• Task directions: Exactly as given, repeat all of the entries.

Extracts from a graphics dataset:
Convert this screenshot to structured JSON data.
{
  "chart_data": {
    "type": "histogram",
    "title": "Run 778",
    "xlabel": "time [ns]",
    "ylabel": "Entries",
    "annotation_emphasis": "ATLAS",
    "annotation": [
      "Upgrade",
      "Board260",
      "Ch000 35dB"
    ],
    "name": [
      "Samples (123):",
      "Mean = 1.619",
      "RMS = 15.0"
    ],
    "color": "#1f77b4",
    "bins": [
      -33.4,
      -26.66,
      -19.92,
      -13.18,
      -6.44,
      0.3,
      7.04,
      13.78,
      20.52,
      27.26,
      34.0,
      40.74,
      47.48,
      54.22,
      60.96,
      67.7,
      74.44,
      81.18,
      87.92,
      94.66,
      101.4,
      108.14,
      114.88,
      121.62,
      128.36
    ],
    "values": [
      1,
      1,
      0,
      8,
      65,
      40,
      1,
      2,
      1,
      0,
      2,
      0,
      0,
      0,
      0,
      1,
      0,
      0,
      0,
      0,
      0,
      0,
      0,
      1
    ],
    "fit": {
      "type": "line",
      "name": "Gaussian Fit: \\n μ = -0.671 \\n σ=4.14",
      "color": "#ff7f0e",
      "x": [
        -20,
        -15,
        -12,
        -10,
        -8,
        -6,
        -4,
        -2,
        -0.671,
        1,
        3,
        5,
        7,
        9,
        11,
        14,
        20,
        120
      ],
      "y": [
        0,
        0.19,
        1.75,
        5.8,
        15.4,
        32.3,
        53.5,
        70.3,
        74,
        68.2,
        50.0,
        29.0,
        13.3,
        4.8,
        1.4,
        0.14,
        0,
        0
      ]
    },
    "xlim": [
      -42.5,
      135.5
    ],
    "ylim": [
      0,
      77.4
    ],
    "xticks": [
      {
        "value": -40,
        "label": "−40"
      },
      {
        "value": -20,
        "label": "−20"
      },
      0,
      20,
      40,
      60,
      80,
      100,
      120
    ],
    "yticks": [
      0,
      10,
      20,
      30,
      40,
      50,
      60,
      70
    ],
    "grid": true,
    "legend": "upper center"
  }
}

• Exercise answer:
Convert this screenshot to structured JSON data.
{
  "chart_data": {
    "type": "histogram",
    "title": "Run 778",
    "xlabel": "time [ns]",
    "ylabel": "Entries",
    "annotation_emphasis": "ATLAS",
    "annotation": [
      "Upgrade",
      "Board260",
      "Ch000 35dB"
    ],
    "name": [
      "Samples (123):",
      "Mean = 1.619",
      "RMS = 15.0"
    ],
    "color": "#1f77b4",
    "bins": [
      -33.4,
      -26.66,
      -19.92,
      -13.18,
      -6.44,
      0.3,
      7.04,
      13.78,
      20.52,
      27.26,
      34.0,
      40.74,
      47.48,
      54.22,
      60.96,
      67.7,
      74.44,
      81.18,
      87.92,
      94.66,
      101.4,
      108.14,
      114.88,
      121.62,
      128.36
    ],
    "values": [
      1,
      1,
      0,
      8,
      65,
      40,
      1,
      2,
      1,
      0,
      2,
      0,
      0,
      0,
      0,
      1,
      0,
      0,
      0,
      0,
      0,
      0,
      0,
      1
    ],
    "fit": {
      "type": "line",
      "name": "Gaussian Fit: \\n μ = -0.671 \\n σ=4.14",
      "color": "#ff7f0e",
      "x": [
        -20,
        -15,
        -12,
        -10,
        -8,
        -6,
        -4,
        -2,
        -0.671,
        1,
        3,
        5,
        7,
        9,
        11,
        14,
        20,
        120
      ],
      "y": [
        0,
        0.19,
        1.75,
        5.8,
        15.4,
        32.3,
        53.5,
        70.3,
        74,
        68.2,
        50.0,
        29.0,
        13.3,
        4.8,
        1.4,
        0.14,
        0,
        0
      ]
    },
    "xlim": [
      -42.5,
      135.5
    ],
    "ylim": [
      0,
      77.4
    ],
    "xticks": [
      {
        "value": -40,
        "label": "−40"
      },
      {
        "value": -20,
        "label": "−20"
      },
      0,
      20,
      40,
      60,
      80,
      100,
      120
    ],
    "yticks": [
      0,
      10,
      20,
      30,
      40,
      50,
      60,
      70
    ],
    "grid": true,
    "legend": "upper center"
  }
}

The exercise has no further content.